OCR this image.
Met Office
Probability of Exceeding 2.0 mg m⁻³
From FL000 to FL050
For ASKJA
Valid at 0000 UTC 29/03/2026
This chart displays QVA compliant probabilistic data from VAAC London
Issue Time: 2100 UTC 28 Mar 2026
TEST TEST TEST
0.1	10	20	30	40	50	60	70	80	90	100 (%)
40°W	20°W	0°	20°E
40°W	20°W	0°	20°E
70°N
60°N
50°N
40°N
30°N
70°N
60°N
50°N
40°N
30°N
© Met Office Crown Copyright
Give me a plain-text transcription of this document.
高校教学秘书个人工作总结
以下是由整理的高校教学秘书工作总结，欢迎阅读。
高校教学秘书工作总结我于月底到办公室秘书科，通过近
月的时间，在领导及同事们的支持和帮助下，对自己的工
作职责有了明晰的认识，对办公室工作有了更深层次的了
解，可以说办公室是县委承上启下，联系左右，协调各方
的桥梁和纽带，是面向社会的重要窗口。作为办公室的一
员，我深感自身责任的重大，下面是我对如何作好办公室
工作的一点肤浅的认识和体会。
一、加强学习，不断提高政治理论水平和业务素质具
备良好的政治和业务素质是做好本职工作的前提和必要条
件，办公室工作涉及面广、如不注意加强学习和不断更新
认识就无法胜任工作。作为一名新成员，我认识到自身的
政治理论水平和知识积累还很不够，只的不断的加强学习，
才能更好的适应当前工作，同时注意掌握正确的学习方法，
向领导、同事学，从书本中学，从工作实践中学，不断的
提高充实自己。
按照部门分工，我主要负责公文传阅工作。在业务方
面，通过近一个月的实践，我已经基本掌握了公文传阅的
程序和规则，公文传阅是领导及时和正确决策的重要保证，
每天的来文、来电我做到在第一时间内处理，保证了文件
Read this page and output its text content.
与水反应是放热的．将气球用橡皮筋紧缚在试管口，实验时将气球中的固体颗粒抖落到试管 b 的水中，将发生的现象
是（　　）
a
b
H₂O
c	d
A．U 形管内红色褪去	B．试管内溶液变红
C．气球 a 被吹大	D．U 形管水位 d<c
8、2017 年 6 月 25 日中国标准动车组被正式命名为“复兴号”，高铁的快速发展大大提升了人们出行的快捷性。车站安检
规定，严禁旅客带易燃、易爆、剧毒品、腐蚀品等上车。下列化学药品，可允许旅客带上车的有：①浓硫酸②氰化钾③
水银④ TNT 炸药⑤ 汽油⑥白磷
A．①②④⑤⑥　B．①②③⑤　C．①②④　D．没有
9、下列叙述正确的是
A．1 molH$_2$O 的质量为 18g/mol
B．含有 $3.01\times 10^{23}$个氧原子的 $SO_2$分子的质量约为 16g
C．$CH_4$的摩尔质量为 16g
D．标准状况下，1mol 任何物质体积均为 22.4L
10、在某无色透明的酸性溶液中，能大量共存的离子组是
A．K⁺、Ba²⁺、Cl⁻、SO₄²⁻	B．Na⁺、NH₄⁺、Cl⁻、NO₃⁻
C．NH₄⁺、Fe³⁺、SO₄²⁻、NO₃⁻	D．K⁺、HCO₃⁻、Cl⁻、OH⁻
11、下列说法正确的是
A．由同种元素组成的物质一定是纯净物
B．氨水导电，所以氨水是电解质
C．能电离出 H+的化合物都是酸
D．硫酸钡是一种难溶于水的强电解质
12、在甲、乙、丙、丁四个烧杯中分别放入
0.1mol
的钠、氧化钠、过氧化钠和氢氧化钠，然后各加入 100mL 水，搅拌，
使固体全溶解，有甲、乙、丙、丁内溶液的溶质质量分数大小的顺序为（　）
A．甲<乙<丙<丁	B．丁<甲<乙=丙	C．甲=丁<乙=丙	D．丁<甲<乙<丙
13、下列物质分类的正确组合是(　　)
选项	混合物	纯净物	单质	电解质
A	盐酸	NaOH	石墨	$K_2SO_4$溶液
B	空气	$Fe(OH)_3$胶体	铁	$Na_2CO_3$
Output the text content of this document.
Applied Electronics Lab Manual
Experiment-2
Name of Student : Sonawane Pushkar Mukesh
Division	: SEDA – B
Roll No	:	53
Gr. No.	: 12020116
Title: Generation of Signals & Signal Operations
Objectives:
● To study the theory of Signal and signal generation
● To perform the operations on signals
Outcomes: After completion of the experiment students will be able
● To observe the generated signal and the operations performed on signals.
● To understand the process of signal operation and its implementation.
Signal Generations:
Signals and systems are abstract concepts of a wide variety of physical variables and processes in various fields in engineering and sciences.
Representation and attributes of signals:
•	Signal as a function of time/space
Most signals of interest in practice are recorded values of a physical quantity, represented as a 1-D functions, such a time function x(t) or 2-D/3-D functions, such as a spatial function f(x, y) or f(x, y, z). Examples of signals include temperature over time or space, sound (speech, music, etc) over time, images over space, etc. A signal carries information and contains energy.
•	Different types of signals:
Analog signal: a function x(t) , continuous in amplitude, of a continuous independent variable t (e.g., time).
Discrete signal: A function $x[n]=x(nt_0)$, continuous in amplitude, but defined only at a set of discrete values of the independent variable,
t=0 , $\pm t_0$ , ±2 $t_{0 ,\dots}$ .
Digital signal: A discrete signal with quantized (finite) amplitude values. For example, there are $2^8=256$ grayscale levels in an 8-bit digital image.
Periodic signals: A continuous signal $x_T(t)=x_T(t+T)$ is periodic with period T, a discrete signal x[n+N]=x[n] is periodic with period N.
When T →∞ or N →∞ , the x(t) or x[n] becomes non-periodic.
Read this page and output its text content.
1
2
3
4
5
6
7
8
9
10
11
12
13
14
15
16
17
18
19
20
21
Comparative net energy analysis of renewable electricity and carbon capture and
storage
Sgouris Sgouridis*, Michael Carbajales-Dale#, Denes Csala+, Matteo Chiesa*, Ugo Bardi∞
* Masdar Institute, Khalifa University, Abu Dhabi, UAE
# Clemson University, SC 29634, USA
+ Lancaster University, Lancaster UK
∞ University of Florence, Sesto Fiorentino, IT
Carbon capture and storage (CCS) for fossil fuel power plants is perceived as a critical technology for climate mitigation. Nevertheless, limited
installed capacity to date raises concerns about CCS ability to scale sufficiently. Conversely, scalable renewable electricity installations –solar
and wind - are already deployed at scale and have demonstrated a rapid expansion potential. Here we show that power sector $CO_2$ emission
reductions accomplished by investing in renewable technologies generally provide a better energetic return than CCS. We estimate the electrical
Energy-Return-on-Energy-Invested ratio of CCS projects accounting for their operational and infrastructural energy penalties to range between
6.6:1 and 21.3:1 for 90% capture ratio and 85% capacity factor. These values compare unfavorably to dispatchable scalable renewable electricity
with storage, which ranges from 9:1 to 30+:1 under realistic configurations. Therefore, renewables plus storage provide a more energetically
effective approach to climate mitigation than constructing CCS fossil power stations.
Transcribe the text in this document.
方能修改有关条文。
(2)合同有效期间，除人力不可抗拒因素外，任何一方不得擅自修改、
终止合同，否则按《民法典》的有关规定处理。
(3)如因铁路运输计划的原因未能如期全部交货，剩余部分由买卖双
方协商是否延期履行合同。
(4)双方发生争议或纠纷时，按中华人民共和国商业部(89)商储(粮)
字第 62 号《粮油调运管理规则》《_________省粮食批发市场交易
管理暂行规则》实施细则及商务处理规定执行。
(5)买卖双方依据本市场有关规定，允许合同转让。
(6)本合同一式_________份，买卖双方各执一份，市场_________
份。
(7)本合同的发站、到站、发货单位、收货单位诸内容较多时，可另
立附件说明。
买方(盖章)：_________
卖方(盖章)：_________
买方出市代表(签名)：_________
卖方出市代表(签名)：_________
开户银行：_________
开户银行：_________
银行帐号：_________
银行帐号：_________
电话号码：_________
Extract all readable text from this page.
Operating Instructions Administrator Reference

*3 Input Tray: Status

▶ **GIVEN TASK**:
From the listing above, collect each line in which the string "capture" appears.

▶ **RESPONSE**:
Comparative net energy analysis of renewable electricity and carbon capture and
Carbon capture and storage (CCS) for fossil fuel power plants is perceived as a critical technology for climate mitigation. Nevertheless, limited
6.6:1 and 21.3:1 for 90% capture ratio and 85% capacity factor. These values compare unfavorably to dispatchable scalable renewable electricity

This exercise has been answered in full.